WRITTEN EXERCISE: Show every line in the records below that contains the word "right".

GIVEN DATA:
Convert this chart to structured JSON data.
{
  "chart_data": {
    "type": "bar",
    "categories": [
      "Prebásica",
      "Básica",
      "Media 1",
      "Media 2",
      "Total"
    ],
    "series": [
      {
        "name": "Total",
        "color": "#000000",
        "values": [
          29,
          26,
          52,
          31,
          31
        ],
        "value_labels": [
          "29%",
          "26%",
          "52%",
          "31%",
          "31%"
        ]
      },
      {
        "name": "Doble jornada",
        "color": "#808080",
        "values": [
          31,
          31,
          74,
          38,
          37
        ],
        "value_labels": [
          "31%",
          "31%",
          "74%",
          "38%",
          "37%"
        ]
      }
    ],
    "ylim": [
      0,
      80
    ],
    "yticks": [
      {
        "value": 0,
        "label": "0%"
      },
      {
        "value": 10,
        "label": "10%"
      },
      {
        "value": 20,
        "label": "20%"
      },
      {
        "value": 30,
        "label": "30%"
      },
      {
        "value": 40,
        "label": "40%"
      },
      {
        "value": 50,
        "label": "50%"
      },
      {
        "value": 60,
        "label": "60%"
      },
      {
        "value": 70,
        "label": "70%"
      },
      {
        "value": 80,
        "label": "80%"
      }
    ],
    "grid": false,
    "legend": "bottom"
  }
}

* * *

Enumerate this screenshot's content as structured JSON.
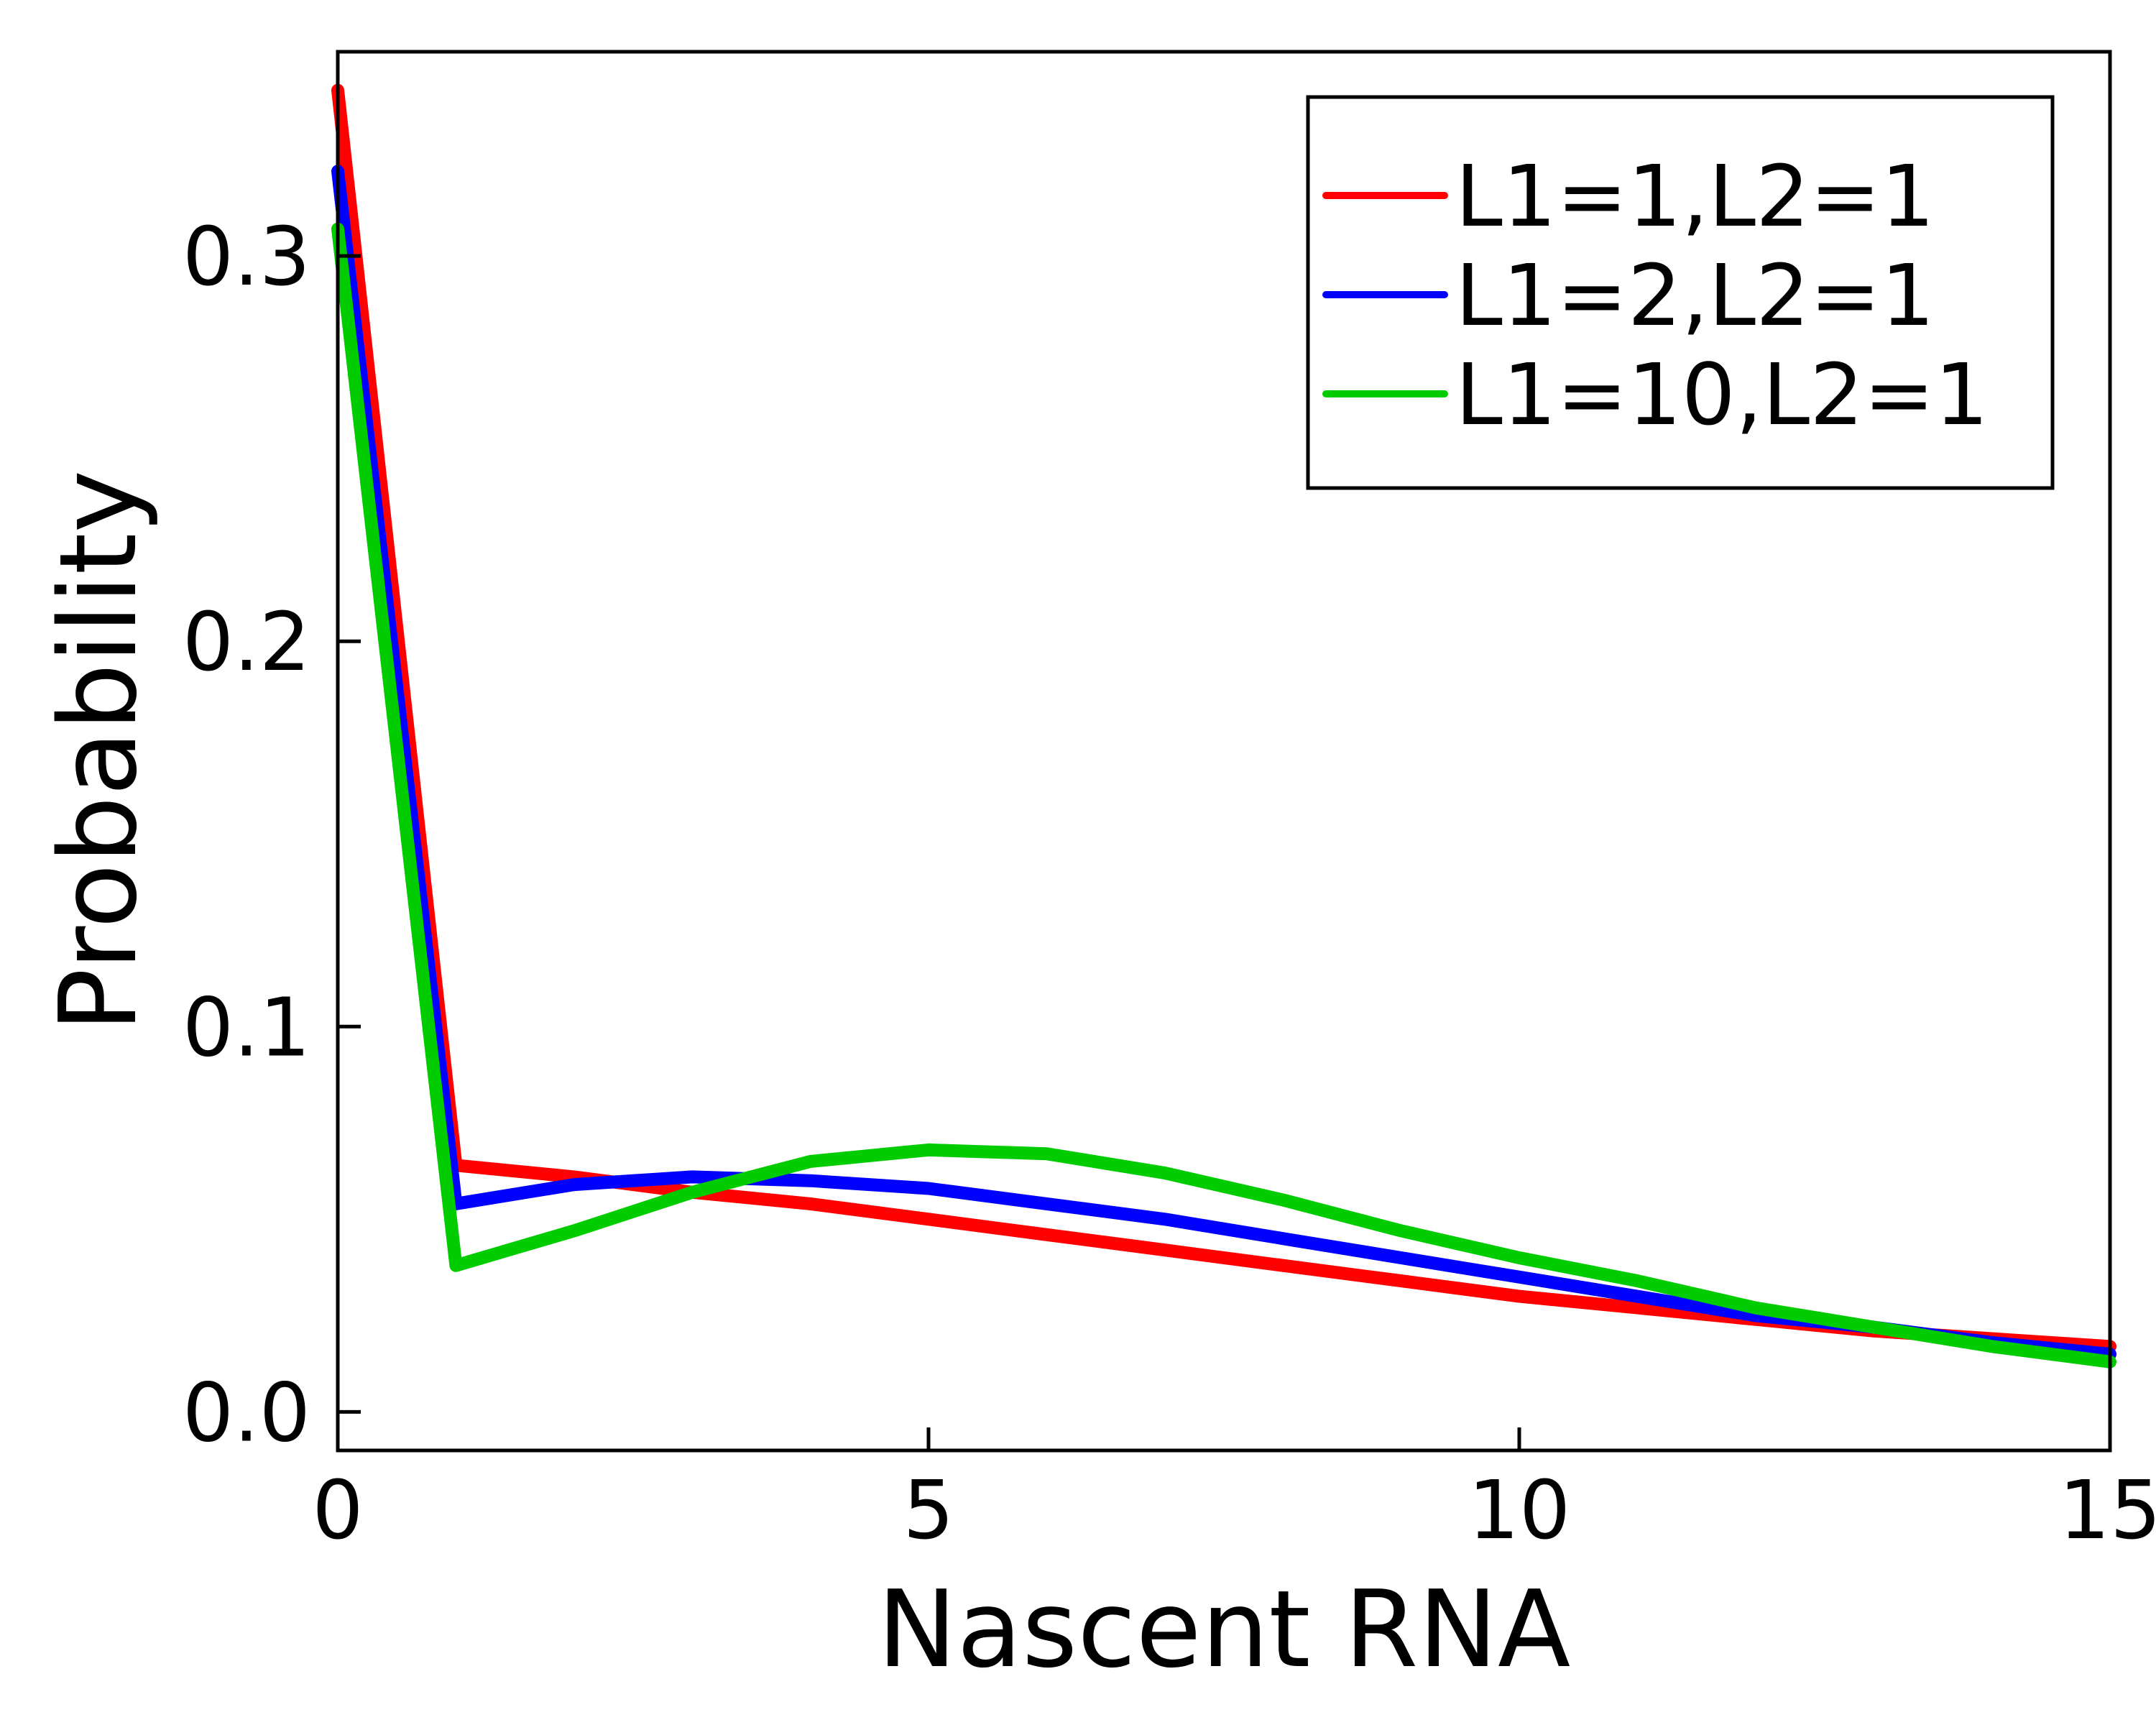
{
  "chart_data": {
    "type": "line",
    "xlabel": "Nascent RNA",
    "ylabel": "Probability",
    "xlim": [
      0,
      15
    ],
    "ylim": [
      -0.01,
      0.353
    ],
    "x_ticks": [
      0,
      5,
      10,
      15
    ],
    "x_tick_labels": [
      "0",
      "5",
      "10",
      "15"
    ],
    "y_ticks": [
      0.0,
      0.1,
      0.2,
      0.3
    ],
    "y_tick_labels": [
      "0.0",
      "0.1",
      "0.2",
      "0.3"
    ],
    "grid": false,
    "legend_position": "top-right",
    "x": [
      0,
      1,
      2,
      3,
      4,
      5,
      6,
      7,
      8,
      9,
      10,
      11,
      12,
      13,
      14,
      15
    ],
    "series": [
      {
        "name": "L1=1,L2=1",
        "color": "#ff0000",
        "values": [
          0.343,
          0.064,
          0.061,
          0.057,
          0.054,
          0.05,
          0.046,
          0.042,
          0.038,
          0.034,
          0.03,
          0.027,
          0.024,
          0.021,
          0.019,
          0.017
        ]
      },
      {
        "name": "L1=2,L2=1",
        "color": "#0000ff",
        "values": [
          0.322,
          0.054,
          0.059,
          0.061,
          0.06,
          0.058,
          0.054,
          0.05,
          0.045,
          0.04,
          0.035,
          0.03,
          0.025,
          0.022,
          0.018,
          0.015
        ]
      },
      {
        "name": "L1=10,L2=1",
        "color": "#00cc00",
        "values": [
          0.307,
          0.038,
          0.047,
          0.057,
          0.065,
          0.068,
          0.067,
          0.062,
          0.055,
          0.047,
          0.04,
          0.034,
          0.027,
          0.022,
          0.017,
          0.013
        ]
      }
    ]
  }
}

---

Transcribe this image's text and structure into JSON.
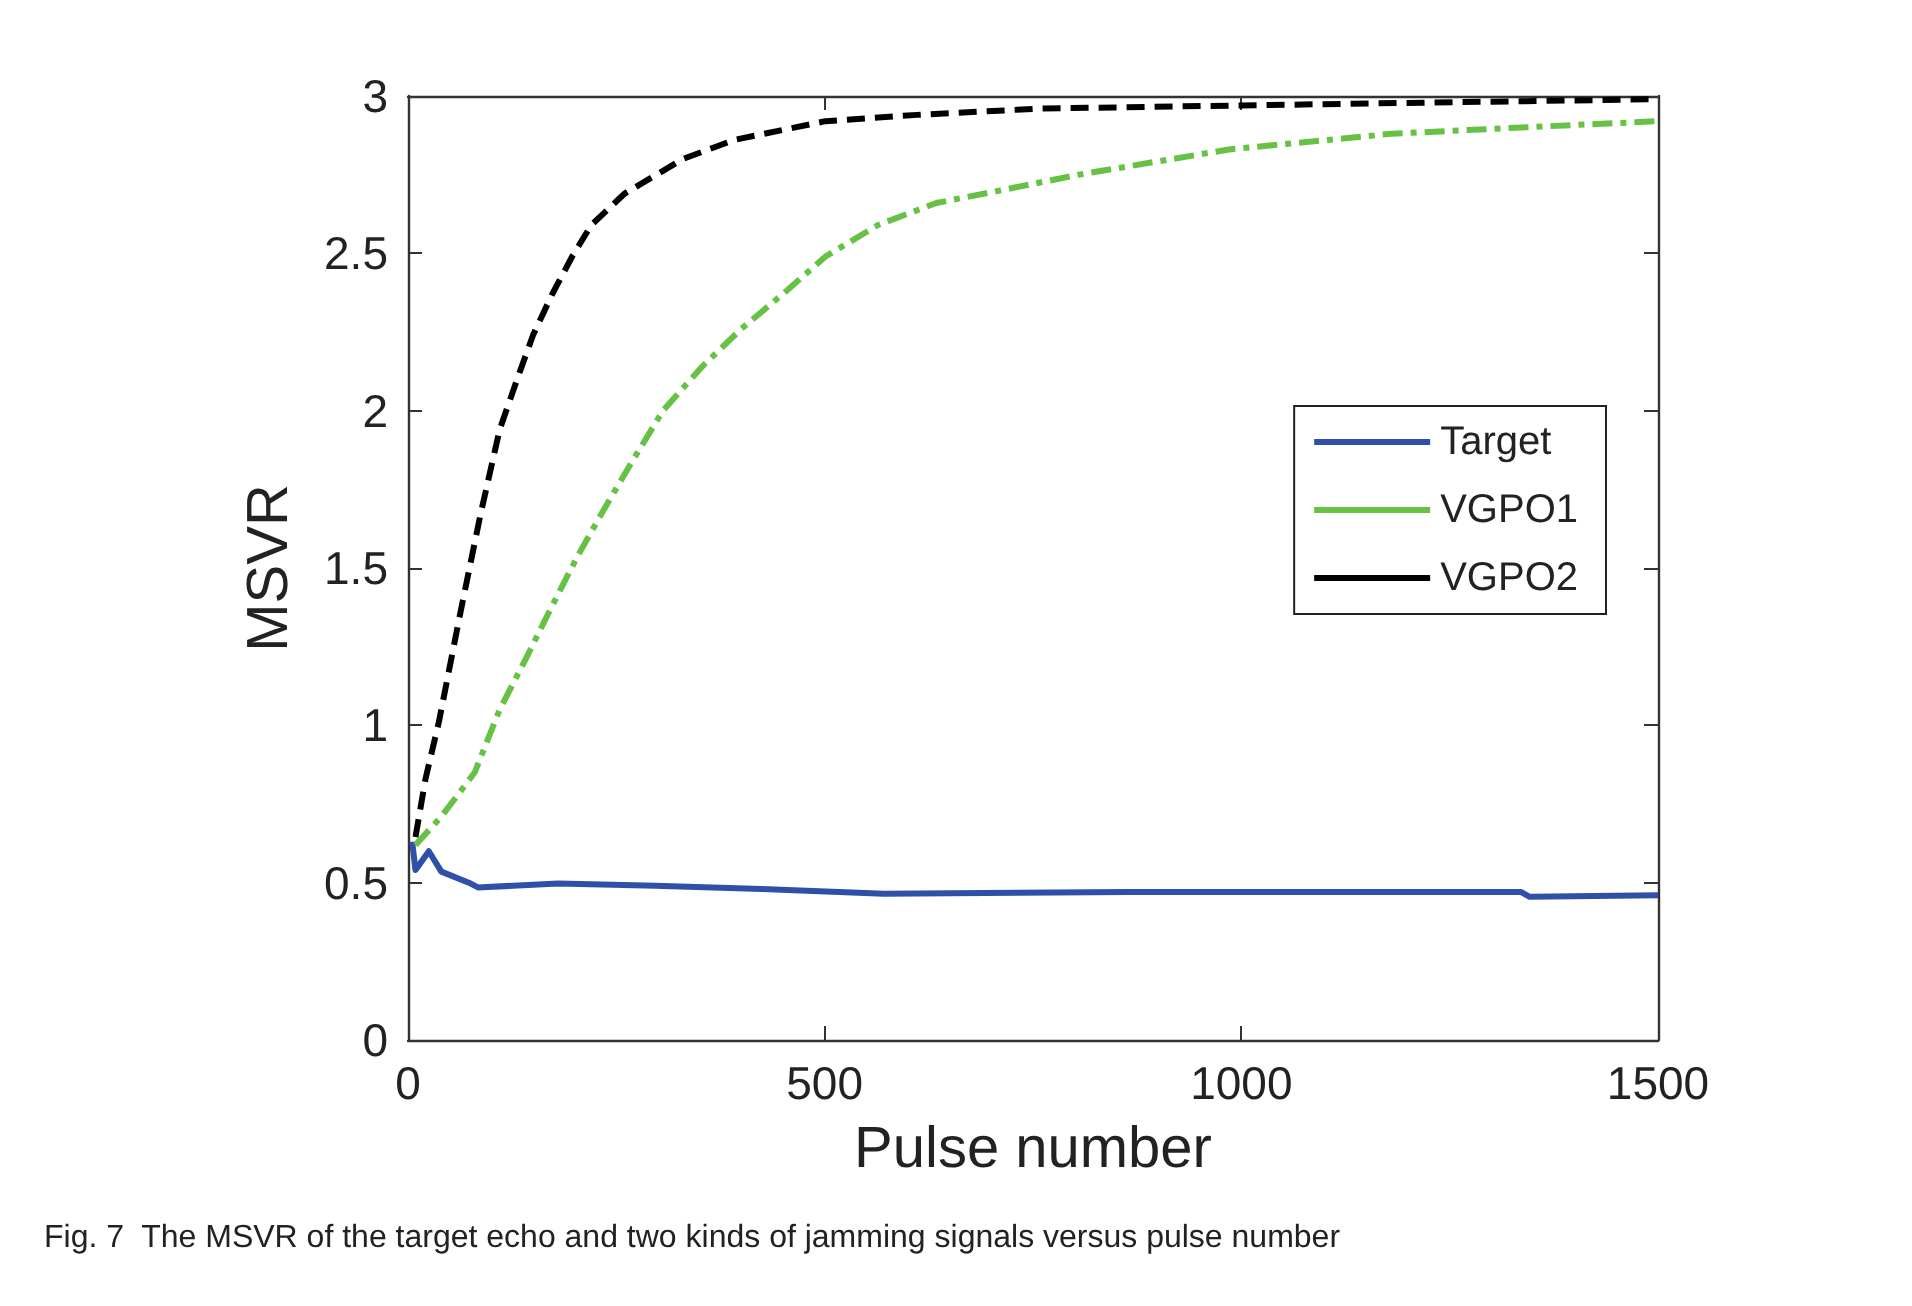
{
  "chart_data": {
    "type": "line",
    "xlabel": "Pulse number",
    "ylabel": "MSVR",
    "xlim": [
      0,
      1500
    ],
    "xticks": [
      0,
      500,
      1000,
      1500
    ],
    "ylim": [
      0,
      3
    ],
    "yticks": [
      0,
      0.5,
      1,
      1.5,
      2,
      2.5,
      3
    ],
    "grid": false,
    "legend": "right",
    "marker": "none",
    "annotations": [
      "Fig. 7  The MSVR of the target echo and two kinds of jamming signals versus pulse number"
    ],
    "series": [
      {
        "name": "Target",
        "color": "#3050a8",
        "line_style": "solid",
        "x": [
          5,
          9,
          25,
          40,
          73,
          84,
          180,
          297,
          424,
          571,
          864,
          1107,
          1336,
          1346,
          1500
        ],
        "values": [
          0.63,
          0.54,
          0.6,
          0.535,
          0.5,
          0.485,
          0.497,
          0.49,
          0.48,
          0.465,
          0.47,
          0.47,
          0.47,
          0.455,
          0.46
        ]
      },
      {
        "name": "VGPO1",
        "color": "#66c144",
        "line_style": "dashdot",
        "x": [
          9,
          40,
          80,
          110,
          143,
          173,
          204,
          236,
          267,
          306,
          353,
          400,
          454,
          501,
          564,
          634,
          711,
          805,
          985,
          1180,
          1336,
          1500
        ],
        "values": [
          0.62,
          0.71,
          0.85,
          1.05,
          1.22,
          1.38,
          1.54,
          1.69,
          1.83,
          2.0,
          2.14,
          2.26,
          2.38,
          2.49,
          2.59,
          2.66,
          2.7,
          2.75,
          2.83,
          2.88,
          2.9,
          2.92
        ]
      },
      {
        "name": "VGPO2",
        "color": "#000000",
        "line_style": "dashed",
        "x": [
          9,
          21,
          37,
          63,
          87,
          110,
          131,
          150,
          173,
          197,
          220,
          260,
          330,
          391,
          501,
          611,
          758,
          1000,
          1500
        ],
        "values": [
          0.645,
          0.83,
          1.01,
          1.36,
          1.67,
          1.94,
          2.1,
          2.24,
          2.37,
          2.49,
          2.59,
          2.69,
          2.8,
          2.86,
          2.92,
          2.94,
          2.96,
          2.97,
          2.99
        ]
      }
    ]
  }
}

RESPONSE:
    "legend_position": "top-right",
    "legend": "right",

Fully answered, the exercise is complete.